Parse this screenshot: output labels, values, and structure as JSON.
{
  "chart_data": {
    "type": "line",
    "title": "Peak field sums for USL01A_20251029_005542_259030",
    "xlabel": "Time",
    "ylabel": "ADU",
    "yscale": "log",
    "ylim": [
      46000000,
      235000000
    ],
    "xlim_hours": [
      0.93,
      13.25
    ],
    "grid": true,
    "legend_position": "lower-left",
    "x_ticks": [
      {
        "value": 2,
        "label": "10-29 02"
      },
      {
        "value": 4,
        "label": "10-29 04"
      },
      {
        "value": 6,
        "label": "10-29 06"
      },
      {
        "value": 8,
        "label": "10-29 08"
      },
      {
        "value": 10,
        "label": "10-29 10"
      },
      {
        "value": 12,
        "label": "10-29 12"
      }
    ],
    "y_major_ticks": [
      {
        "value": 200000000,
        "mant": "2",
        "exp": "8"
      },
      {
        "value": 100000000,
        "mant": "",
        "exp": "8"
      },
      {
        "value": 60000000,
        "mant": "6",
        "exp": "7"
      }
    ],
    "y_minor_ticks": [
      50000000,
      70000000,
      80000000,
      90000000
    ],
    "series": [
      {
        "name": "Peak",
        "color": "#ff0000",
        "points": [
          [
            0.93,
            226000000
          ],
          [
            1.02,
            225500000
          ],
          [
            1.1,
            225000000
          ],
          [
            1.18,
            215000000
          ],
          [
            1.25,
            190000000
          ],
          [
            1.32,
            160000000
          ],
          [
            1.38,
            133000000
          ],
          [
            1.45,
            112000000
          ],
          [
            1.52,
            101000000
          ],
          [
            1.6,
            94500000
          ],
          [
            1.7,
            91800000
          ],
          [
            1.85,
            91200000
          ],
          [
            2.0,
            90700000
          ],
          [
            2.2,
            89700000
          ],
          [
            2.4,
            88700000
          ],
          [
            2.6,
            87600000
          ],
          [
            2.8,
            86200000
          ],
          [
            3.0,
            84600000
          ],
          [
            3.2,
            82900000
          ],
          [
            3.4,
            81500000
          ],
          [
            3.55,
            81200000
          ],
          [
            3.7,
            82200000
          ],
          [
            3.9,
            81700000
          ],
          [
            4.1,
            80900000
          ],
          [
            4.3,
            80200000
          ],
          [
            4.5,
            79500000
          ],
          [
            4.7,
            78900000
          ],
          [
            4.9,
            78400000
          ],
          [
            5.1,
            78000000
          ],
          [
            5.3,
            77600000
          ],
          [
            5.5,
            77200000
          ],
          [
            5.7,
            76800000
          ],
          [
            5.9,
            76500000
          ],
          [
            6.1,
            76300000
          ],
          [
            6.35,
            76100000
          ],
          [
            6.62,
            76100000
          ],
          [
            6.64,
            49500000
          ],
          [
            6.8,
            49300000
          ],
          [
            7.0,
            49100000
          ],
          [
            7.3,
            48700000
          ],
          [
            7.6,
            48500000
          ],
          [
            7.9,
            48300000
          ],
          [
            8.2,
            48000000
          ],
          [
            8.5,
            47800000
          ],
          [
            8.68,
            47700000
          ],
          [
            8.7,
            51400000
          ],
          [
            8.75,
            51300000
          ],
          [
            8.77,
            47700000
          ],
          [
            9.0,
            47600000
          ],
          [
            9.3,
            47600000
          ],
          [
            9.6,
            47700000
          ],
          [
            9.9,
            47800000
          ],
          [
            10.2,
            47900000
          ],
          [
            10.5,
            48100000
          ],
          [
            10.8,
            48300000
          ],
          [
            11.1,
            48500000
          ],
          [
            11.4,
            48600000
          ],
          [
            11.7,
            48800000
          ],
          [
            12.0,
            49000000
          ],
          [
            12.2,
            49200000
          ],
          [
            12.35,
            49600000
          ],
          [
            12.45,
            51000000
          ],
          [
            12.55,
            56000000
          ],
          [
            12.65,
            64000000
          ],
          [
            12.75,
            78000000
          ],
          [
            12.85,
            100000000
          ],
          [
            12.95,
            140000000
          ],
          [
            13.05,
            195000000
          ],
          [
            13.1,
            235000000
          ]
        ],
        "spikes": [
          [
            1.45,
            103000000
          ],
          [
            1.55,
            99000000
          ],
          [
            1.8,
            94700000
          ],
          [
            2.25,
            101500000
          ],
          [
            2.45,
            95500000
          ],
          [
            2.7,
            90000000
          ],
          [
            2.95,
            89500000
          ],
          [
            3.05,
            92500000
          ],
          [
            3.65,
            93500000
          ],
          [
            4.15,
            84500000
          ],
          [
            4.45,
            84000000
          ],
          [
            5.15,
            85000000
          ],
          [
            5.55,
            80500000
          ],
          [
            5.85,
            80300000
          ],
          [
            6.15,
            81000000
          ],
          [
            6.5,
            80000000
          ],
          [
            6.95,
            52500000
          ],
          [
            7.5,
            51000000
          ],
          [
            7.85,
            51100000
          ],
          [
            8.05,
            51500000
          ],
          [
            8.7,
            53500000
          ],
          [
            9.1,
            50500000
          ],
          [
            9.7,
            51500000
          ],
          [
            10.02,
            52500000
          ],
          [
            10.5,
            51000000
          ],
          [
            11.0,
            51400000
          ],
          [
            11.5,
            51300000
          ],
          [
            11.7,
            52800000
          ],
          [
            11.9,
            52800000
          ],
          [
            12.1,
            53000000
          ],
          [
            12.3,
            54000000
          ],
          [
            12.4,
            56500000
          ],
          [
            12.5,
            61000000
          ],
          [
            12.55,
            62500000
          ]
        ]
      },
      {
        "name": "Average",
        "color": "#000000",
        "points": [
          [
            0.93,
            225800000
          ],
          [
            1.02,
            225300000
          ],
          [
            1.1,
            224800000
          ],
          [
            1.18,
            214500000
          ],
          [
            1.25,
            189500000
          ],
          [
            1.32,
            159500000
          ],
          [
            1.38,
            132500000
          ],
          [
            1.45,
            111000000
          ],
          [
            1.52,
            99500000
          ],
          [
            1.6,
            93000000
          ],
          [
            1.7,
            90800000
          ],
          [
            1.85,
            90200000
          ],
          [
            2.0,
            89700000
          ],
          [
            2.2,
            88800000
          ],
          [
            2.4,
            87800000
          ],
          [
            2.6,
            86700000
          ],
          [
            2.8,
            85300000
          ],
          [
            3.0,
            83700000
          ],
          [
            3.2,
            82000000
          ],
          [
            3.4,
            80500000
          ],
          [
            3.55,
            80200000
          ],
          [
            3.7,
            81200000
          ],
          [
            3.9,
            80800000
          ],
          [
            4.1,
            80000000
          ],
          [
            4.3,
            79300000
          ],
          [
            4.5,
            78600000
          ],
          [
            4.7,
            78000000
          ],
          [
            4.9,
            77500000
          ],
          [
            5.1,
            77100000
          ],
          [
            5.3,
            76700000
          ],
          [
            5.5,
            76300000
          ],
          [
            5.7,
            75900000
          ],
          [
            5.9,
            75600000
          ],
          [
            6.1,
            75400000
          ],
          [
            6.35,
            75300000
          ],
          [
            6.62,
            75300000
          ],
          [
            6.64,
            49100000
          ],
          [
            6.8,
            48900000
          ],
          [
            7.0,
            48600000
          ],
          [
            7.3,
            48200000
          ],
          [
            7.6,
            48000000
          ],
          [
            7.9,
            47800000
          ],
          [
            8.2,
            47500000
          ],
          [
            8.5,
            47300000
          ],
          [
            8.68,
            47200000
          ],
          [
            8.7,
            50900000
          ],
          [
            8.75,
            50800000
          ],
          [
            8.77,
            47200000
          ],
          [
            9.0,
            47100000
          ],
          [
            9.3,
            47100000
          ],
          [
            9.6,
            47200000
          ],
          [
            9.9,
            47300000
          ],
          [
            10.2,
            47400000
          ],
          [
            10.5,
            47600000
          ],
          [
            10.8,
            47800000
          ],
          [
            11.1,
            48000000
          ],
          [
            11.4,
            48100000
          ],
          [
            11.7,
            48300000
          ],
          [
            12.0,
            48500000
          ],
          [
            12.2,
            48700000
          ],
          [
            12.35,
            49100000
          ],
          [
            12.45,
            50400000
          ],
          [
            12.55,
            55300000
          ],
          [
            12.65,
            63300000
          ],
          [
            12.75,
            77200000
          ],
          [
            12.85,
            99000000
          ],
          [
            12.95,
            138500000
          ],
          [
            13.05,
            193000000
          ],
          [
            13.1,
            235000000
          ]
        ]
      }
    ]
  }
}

----

EXERCISE REQUIREMENTS.
Go through the material and select each line with the string "Peak" in it.

FULL RESPONSE.
    "title": "Peak field sums for USL01A_20251029_005542_259030",
        "name": "Peak",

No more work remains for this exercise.